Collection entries

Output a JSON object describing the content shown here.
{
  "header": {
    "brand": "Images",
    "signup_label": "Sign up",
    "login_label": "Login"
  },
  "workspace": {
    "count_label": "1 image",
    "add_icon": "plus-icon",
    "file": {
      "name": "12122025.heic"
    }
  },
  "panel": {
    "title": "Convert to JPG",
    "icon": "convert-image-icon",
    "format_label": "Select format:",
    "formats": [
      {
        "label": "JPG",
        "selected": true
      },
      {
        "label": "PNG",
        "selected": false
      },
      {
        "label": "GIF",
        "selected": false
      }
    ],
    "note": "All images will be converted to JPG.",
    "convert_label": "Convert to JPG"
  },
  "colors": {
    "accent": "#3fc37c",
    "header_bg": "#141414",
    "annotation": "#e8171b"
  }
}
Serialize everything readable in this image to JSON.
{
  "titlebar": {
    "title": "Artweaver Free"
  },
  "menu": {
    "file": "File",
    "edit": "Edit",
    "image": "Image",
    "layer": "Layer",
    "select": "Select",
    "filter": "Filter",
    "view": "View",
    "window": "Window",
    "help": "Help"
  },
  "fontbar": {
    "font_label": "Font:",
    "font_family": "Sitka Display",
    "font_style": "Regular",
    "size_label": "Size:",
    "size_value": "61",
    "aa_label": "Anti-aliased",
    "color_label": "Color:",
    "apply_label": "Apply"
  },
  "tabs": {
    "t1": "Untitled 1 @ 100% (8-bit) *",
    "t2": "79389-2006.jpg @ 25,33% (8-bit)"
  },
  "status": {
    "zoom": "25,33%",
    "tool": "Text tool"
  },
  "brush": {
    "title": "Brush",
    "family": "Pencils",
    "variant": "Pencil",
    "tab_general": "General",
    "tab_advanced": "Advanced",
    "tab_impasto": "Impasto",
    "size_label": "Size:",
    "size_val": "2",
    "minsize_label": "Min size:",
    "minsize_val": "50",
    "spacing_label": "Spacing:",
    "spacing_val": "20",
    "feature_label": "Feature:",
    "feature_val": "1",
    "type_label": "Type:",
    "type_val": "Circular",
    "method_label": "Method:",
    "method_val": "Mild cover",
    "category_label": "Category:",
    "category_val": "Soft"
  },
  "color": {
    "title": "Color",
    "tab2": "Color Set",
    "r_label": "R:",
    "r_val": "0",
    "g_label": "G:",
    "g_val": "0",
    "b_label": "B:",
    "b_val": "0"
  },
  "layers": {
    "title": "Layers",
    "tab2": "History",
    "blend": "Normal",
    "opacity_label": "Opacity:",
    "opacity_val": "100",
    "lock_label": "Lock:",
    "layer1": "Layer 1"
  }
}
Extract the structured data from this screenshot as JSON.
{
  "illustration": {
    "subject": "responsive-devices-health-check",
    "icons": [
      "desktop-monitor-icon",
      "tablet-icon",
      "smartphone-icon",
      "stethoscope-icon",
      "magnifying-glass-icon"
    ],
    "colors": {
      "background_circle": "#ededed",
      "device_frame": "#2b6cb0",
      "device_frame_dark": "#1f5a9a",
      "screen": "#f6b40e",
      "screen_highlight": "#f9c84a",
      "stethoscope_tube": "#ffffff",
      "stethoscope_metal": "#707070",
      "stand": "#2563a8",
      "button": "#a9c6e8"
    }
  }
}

GIVEN TASK
Every entry needs to be retyped exactly.

EXERCISE RESPONSE
Output a JSON object describing the content shown here.
{
  "header": {
    "brand": "Images",
    "signup_label": "Sign up",
    "login_label": "Login"
  },
  "workspace": {
    "count_label": "1 image",
    "add_icon": "plus-icon",
    "file": {
      "name": "12122025.heic"
    }
  },
  "panel": {
    "title": "Convert to JPG",
    "icon": "convert-image-icon",
    "format_label": "Select format:",
    "formats": [
      {
        "label": "JPG",
        "selected": true
      },
      {
        "label": "PNG",
        "selected": false
      },
      {
        "label": "GIF",
        "selected": false
      }
    ],
    "note": "All images will be converted to JPG.",
    "convert_label": "Convert to JPG"
  },
  "colors": {
    "accent": "#3fc37c",
    "header_bg": "#141414",
    "annotation": "#e8171b"
  }
}
Serialize everything readable in this image to JSON.
{
  "titlebar": {
    "title": "Artweaver Free"
  },
  "menu": {
    "file": "File",
    "edit": "Edit",
    "image": "Image",
    "layer": "Layer",
    "select": "Select",
    "filter": "Filter",
    "view": "View",
    "window": "Window",
    "help": "Help"
  },
  "fontbar": {
    "font_label": "Font:",
    "font_family": "Sitka Display",
    "font_style": "Regular",
    "size_label": "Size:",
    "size_value": "61",
    "aa_label": "Anti-aliased",
    "color_label": "Color:",
    "apply_label": "Apply"
  },
  "tabs": {
    "t1": "Untitled 1 @ 100% (8-bit) *",
    "t2": "79389-2006.jpg @ 25,33% (8-bit)"
  },
  "status": {
    "zoom": "25,33%",
    "tool": "Text tool"
  },
  "brush": {
    "title": "Brush",
    "family": "Pencils",
    "variant": "Pencil",
    "tab_general": "General",
    "tab_advanced": "Advanced",
    "tab_impasto": "Impasto",
    "size_label": "Size:",
    "size_val": "2",
    "minsize_label": "Min size:",
    "minsize_val": "50",
    "spacing_label": "Spacing:",
    "spacing_val": "20",
    "feature_label": "Feature:",
    "feature_val": "1",
    "type_label": "Type:",
    "type_val": "Circular",
    "method_label": "Method:",
    "method_val": "Mild cover",
    "category_label": "Category:",
    "category_val": "Soft"
  },
  "color": {
    "title": "Color",
    "tab2": "Color Set",
    "r_label": "R:",
    "r_val": "0",
    "g_label": "G:",
    "g_val": "0",
    "b_label": "B:",
    "b_val": "0"
  },
  "layers": {
    "title": "Layers",
    "tab2": "History",
    "blend": "Normal",
    "opacity_label": "Opacity:",
    "opacity_val": "100",
    "lock_label": "Lock:",
    "layer1": "Layer 1"
  }
}
Extract the structured data from this screenshot as JSON.
{
  "illustration": {
    "subject": "responsive-devices-health-check",
    "icons": [
      "desktop-monitor-icon",
      "tablet-icon",
      "smartphone-icon",
      "stethoscope-icon",
      "magnifying-glass-icon"
    ],
    "colors": {
      "background_circle": "#ededed",
      "device_frame": "#2b6cb0",
      "device_frame_dark": "#1f5a9a",
      "screen": "#f6b40e",
      "screen_highlight": "#f9c84a",
      "stethoscope_tube": "#ffffff",
      "stethoscope_metal": "#707070",
      "stand": "#2563a8",
      "button": "#a9c6e8"
    }
  }
}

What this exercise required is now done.